Source data:
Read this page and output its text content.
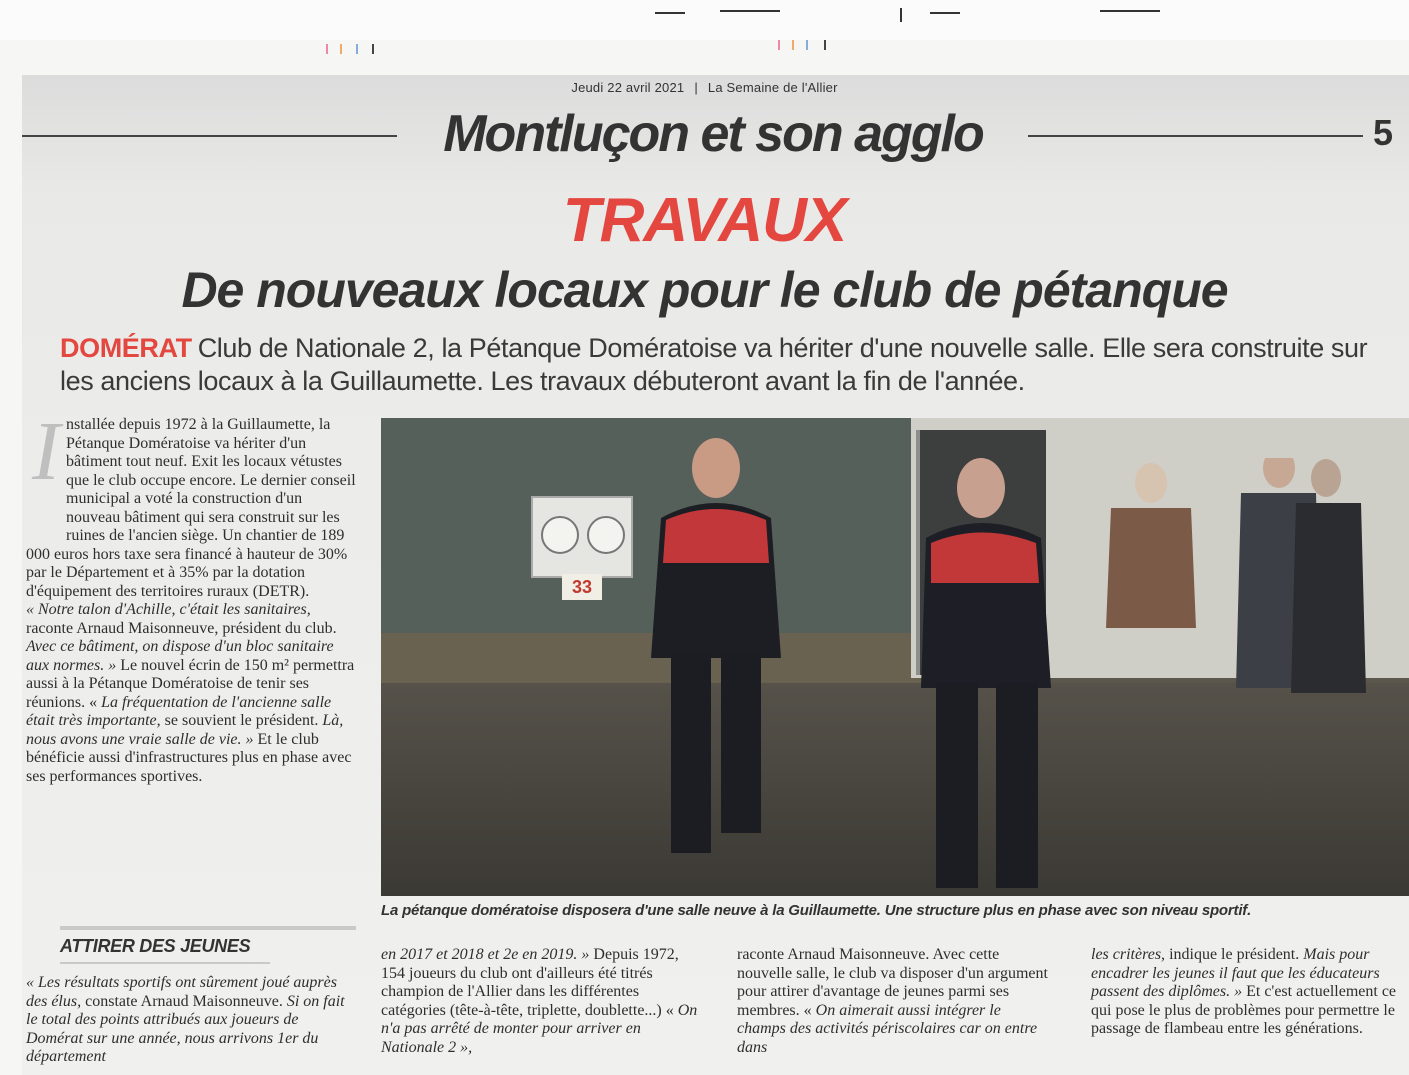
Jeudi 22 avril 2021 | La Semaine de l'Allier
Montluçon et son agglo	5
TRAVAUX
De nouveaux locaux pour le club de pétanque
DOMÉRAT Club de Nationale 2, la Pétanque Domératoise va hériter d'une nouvelle salle. Elle sera construite sur les anciens locaux à la Guillaumette. Les travaux débuteront avant la fin de l'année.
I nstallée depuis 1972 à la Guillaumette, la Pétanque Domératoise va hériter d'un bâtiment tout neuf. Exit les locaux vétustes que le club occupe encore. Le dernier conseil municipal a voté la construction d'un nouveau bâtiment qui sera construit sur les ruines de l'ancien siège. Un chantier de 189 000 euros hors taxe sera financé à hauteur de 30% par le Département et à 35% par la dotation d'équipement des territoires ruraux (DETR).

« Notre talon d'Achille, c'était les sanitaires, raconte Arnaud Maisonneuve, président du club. Avec ce bâtiment, on dispose d'un bloc sanitaire aux normes. » Le nouvel écrin de 150 m² permettra aussi à la Pétanque Domératoise de tenir ses réunions. « La fréquentation de l'ancienne salle était très importante, se souvient le président. Là, nous avons une vraie salle de vie. » Et le club bénéficie aussi d'infrastructures plus en phase avec ses performances sportives.

33
La pétanque domératoise disposera d'une salle neuve à la Guillaumette. Une structure plus en phase avec son niveau sportif.
ATTIRER DES JEUNES
« Les résultats sportifs ont sûrement joué auprès des élus, constate Arnaud Maisonneuve. Si on fait le total des points attribués aux joueurs de Domérat sur une année, nous arrivons 1er du département
en 2017 et 2018 et 2e en 2019. » Depuis 1972, 154 joueurs du club ont d'ailleurs été titrés champion de l'Allier dans les différentes catégories (tête-à-tête, triplette, doublette...) « On n'a pas arrêté de monter pour arriver en Nationale 2 »,
raconte Arnaud Maisonneuve. Avec cette nouvelle salle, le club va disposer d'un argument pour attirer d'avantage de jeunes parmi ses membres. « On aimerait aussi intégrer le champs des activités périscolaires car on entre dans
les critères, indique le président. Mais pour encadrer les jeunes il faut que les éducateurs passent des diplômes. » Et c'est actuellement ce qui pose le plus de problèmes pour permettre le passage de flambeau entre les générations.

Your instructions: Return the records exactly. Don't carry the pictures over.

Solution for this exercise:
Read this page and output its text content.
Jeudi 22 avril 2021 | La Semaine de l'Allier
Montluçon et son agglo	5
TRAVAUX
De nouveaux locaux pour le club de pétanque
DOMÉRAT Club de Nationale 2, la Pétanque Domératoise va hériter d'une nouvelle salle. Elle sera construite sur les anciens locaux à la Guillaumette. Les travaux débuteront avant la fin de l'année.
I nstallée depuis 1972 à la Guillaumette, la Pétanque Domératoise va hériter d'un bâtiment tout neuf. Exit les locaux vétustes que le club occupe encore. Le dernier conseil municipal a voté la construction d'un nouveau bâtiment qui sera construit sur les ruines de l'ancien siège. Un chantier de 189 000 euros hors taxe sera financé à hauteur de 30% par le Département et à 35% par la dotation d'équipement des territoires ruraux (DETR).

« Notre talon d'Achille, c'était les sanitaires, raconte Arnaud Maisonneuve, président du club. Avec ce bâtiment, on dispose d'un bloc sanitaire aux normes. » Le nouvel écrin de 150 m² permettra aussi à la Pétanque Domératoise de tenir ses réunions. « La fréquentation de l'ancienne salle était très importante, se souvient le président. Là, nous avons une vraie salle de vie. » Et le club bénéficie aussi d'infrastructures plus en phase avec ses performances sportives.

33
La pétanque domératoise disposera d'une salle neuve à la Guillaumette. Une structure plus en phase avec son niveau sportif.
ATTIRER DES JEUNES
« Les résultats sportifs ont sûrement joué auprès des élus, constate Arnaud Maisonneuve. Si on fait le total des points attribués aux joueurs de Domérat sur une année, nous arrivons 1er du département
en 2017 et 2018 et 2e en 2019. » Depuis 1972, 154 joueurs du club ont d'ailleurs été titrés champion de l'Allier dans les différentes catégories (tête-à-tête, triplette, doublette...) « On n'a pas arrêté de monter pour arriver en Nationale 2 »,
raconte Arnaud Maisonneuve. Avec cette nouvelle salle, le club va disposer d'un argument pour attirer d'avantage de jeunes parmi ses membres. « On aimerait aussi intégrer le champs des activités périscolaires car on entre dans
les critères, indique le président. Mais pour encadrer les jeunes il faut que les éducateurs passent des diplômes. » Et c'est actuellement ce qui pose le plus de problèmes pour permettre le passage de flambeau entre les générations.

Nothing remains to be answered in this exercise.